• **Documento**
Jesús escribiendo |
Hemos llegado al
quinto domingo de Cuaresma, en el que la
liturgia nos propone, este año, el episodio evangélico de Jesús que salva a una
mujer adúltera de la condena a muerte, para la cual la ley de Moisés preveía la
lapidación (apedreado). Esos hombres piden a Jesús que juzgue a la pecadora con
la finalidad de “ponerlo a prueba”. La escena está cargada de dramatismo: de las
palabras de Jesús depende la vida de esa persona, pero también su propia vida. De
hecho, los acusadores hipócritas fingen confiarle el juicio, mientras que en realidad
es precisamente a él a quien quieren acusar y juzgar. Jesús, en cambio, está “lleno
de gracia y de verdad”, él sabe lo que hay en el corazón de cada hombre, quiere
condenar el pecado, pero salvar al pecador, y desenmascarar la hipocresía.
El evangelista
san Juan pone de relieve un detalle: mientras los acusadores lo interrogan con insistencia,
Jesús se inclina y se pone a escribir con el dedo en el suelo. San Agustín observa
que el gesto muestra a Cristo como el legislador
divino: en efecto, Dios escribió la ley con su dedo en las tablas de piedra.

• **Instrucción 1**
Presente como tabla Markdown los registros, desde el inicio hasta la línea que contiene "thumbnail-title: Introdução bbox=[122, 302, 172, 314]", ambas incluidas, con una columna Núm para el número de fila y una columna Contenido para la línea. Omita las líneas en blanco.

[Anotaciones de cuadros delimitadores]
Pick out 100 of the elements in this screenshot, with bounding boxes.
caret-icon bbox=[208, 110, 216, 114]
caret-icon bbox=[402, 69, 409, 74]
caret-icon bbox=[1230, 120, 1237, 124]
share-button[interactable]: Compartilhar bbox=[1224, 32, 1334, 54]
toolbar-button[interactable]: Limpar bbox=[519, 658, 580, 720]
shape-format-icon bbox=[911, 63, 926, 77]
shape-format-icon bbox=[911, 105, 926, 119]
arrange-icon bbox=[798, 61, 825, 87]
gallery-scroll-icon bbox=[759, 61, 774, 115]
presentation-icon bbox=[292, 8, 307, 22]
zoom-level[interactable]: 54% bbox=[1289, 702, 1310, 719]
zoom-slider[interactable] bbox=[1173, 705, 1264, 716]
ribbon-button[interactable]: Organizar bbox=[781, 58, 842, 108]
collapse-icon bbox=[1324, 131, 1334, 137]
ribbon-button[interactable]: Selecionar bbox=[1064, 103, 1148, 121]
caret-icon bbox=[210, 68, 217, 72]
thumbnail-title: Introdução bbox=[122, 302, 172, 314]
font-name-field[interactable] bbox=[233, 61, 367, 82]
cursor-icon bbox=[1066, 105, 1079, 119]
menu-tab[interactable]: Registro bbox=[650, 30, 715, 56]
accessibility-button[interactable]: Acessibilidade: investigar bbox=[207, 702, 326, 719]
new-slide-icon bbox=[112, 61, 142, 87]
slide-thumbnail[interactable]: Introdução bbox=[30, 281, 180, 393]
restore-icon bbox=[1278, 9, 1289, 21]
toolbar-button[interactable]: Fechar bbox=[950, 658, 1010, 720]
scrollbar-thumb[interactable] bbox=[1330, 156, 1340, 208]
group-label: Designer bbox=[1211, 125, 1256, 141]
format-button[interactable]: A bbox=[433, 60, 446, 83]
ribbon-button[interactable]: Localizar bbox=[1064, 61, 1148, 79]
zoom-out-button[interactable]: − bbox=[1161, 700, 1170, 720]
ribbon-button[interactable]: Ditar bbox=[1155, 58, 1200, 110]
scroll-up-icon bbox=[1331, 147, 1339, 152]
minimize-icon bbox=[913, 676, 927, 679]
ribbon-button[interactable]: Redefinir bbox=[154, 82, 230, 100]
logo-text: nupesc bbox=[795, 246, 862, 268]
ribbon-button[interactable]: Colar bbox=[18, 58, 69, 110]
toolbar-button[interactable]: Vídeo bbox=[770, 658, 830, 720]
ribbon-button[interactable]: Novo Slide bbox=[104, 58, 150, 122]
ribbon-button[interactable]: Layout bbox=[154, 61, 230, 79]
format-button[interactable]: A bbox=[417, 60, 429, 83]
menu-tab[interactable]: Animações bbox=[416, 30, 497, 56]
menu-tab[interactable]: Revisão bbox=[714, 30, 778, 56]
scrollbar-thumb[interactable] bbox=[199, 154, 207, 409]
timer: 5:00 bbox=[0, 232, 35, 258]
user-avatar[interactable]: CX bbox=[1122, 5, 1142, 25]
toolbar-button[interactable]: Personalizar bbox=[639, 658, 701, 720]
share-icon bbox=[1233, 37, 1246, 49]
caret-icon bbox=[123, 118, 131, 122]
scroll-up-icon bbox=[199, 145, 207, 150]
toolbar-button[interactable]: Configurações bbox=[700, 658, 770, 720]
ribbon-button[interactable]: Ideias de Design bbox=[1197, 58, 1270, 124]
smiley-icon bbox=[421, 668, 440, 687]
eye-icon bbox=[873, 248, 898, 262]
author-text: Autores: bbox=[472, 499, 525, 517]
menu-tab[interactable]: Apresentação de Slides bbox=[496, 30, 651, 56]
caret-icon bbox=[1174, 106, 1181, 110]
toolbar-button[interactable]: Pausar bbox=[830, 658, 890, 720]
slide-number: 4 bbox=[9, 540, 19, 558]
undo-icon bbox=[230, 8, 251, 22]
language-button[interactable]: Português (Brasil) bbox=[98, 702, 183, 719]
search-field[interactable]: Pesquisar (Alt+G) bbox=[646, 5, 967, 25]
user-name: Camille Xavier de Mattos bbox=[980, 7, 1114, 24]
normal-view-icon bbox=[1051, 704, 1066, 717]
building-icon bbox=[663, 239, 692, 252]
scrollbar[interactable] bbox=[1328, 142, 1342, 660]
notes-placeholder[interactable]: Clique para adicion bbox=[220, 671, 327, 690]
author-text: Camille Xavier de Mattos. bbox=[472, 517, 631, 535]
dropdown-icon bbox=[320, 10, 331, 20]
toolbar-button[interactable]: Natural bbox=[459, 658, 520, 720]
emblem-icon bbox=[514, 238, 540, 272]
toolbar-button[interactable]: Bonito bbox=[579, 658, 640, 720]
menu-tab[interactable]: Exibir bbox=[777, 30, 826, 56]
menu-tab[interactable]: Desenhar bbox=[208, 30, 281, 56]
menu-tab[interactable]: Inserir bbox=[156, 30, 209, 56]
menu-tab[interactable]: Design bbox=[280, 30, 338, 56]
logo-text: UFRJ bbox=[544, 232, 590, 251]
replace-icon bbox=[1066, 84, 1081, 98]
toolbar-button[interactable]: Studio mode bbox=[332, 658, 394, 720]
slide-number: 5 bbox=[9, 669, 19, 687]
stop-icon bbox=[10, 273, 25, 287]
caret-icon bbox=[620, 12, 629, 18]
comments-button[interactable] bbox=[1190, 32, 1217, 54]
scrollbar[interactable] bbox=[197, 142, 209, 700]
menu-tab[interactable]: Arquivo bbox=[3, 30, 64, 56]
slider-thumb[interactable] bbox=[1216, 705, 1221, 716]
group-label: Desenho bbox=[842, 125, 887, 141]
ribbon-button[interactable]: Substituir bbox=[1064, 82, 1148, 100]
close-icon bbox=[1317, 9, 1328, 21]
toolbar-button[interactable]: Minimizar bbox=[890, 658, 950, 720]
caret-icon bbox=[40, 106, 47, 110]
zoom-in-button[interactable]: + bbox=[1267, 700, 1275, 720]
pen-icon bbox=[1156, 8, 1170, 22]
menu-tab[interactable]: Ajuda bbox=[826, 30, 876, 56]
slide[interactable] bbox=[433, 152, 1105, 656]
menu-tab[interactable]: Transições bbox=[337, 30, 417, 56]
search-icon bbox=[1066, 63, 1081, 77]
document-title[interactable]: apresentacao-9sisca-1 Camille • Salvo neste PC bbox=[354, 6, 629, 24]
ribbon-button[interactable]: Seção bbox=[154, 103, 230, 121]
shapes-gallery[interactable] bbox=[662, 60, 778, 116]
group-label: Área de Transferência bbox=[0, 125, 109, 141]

• **Instrucción 2**
Responda, con base en el documento:
(a) ¿Qué domingo de Cuaresma se indica?
(b) ¿Qué castigo preveía la ley de Moisés para la mujer adúltera?
(c) Según san Agustín, ¿como qué muestra a Cristo el gesto de escribir en el suelo?

• **Resultado correcto 1**
| Núm | Contenido |
|---|---|
| 1 | Pick out 100 of the elements in this screenshot, with bounding boxes. |
| 2 | caret-icon bbox=[208, 110, 216, 114] |
| 3 | caret-icon bbox=[402, 69, 409, 74] |
| 4 | caret-icon bbox=[1230, 120, 1237, 124] |
| 5 | share-button[interactable]: Compartilhar bbox=[1224, 32, 1334, 54] |
| 6 | toolbar-button[interactable]: Limpar bbox=[519, 658, 580, 720] |
| 7 | shape-format-icon bbox=[911, 63, 926, 77] |
| 8 | shape-format-icon bbox=[911, 105, 926, 119] |
| 9 | arrange-icon bbox=[798, 61, 825, 87] |
| 10 | gallery-scroll-icon bbox=[759, 61, 774, 115] |
| 11 | presentation-icon bbox=[292, 8, 307, 22] |
| 12 | zoom-level[interactable]: 54% bbox=[1289, 702, 1310, 719] |
| 13 | zoom-slider[interactable] bbox=[1173, 705, 1264, 716] |
| 14 | ribbon-button[interactable]: Organizar bbox=[781, 58, 842, 108] |
| 15 | collapse-icon bbox=[1324, 131, 1334, 137] |
| 16 | ribbon-button[interactable]: Selecionar bbox=[1064, 103, 1148, 121] |
| 17 | caret-icon bbox=[210, 68, 217, 72] |
| 18 | thumbnail-title: Introdução bbox=[122, 302, 172, 314] |

• **Resultado correcto 2**
(a) El quinto domingo de Cuaresma.
(b) La lapidación.
(c) Como el legislador divino.